• [Written exercise] Extract the lines that carry the string "Shift" from the listing.

• [Working data]
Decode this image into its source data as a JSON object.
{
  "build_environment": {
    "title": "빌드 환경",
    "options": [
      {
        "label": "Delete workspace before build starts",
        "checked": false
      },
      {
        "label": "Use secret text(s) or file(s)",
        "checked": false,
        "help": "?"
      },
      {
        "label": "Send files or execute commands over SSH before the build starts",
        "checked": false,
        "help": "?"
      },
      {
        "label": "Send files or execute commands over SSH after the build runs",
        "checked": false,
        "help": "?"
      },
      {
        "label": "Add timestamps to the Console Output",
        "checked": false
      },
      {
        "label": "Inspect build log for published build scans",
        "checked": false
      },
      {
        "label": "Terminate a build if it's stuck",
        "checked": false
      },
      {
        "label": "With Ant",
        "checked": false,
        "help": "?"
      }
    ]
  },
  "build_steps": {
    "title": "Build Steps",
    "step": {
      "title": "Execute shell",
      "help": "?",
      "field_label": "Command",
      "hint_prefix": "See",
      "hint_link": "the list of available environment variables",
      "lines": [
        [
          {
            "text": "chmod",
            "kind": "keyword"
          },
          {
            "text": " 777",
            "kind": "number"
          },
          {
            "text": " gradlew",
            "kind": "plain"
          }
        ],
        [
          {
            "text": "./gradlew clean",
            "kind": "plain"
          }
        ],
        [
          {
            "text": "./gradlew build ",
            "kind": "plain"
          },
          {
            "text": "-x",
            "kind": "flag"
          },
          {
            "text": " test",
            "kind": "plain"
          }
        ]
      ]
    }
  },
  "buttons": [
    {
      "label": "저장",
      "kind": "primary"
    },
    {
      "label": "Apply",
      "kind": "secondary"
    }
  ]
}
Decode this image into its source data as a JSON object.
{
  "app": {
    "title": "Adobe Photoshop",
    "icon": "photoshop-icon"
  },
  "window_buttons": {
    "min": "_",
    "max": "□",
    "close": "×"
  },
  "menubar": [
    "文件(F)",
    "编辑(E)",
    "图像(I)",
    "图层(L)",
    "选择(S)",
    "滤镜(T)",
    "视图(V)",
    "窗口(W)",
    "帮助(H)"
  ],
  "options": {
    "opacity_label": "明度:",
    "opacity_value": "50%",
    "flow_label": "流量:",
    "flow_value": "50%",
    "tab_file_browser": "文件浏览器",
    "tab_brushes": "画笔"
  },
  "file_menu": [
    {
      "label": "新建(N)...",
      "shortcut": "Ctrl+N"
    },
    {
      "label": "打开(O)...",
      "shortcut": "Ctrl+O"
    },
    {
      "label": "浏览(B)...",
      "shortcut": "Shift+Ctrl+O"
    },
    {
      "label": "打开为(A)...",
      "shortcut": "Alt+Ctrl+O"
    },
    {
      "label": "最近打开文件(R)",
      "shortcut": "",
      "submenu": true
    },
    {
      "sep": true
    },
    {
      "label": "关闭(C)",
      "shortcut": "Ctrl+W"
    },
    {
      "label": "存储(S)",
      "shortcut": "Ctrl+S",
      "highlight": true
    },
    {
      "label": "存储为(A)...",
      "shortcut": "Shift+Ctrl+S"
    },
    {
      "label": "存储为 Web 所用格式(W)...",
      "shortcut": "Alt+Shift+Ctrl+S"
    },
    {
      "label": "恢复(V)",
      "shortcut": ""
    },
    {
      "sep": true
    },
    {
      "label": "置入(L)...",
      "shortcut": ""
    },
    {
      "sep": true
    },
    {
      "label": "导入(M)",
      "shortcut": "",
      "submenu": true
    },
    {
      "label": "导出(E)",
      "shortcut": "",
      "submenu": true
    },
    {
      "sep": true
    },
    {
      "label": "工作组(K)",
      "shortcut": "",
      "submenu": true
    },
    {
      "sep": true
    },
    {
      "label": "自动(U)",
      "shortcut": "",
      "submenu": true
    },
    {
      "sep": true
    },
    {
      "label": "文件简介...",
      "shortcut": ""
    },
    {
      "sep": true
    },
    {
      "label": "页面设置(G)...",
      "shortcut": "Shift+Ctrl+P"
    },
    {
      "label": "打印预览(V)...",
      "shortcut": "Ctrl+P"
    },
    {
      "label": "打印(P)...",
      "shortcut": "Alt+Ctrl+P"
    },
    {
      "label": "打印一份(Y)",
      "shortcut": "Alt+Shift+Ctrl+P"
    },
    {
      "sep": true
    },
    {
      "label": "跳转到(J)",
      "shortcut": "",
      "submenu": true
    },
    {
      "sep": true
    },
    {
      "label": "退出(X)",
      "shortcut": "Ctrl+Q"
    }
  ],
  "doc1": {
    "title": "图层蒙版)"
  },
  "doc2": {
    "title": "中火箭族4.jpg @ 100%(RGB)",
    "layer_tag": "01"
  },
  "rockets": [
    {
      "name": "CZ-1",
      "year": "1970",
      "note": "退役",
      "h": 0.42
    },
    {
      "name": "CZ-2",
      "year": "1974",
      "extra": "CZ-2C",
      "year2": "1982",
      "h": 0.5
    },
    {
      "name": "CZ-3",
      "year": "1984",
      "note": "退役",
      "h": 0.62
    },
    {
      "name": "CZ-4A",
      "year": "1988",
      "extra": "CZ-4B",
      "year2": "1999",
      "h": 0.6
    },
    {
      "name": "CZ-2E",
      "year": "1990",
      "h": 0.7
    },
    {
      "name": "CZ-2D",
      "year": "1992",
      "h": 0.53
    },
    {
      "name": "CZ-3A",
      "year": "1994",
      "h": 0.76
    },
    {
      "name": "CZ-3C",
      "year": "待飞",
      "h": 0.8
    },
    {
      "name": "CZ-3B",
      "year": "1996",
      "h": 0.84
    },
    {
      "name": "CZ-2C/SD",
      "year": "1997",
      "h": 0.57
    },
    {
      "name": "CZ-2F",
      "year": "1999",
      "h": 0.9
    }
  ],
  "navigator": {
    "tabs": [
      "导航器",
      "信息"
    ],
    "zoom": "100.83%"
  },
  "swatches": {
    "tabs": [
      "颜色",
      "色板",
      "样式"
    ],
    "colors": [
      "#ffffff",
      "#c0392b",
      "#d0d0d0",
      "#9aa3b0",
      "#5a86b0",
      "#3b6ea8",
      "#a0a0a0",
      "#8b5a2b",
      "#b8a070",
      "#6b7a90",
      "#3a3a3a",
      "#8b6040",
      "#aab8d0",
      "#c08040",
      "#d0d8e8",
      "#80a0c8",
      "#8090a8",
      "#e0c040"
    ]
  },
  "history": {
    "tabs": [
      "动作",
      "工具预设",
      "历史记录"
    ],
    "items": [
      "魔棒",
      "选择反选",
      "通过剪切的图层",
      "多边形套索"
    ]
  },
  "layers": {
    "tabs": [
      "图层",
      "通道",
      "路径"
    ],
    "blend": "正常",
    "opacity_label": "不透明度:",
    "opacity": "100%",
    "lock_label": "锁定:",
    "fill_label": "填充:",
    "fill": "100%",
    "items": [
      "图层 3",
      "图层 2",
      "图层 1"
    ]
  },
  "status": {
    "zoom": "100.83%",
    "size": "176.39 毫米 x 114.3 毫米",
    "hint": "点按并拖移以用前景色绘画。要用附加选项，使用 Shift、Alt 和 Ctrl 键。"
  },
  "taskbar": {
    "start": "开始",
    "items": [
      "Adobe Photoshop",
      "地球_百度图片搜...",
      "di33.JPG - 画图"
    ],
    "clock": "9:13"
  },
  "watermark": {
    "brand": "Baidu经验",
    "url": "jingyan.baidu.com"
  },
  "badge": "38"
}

• [In response]
      "shortcut": "Shift+Ctrl+O"
      "shortcut": "Shift+Ctrl+S"
      "shortcut": "Alt+Shift+Ctrl+S"
      "shortcut": "Shift+Ctrl+P"
      "shortcut": "Alt+Shift+Ctrl+P"
    "hint": "点按并拖移以用前景色绘画。要用附加选项，使用 Shift、Alt 和 Ctrl 键。"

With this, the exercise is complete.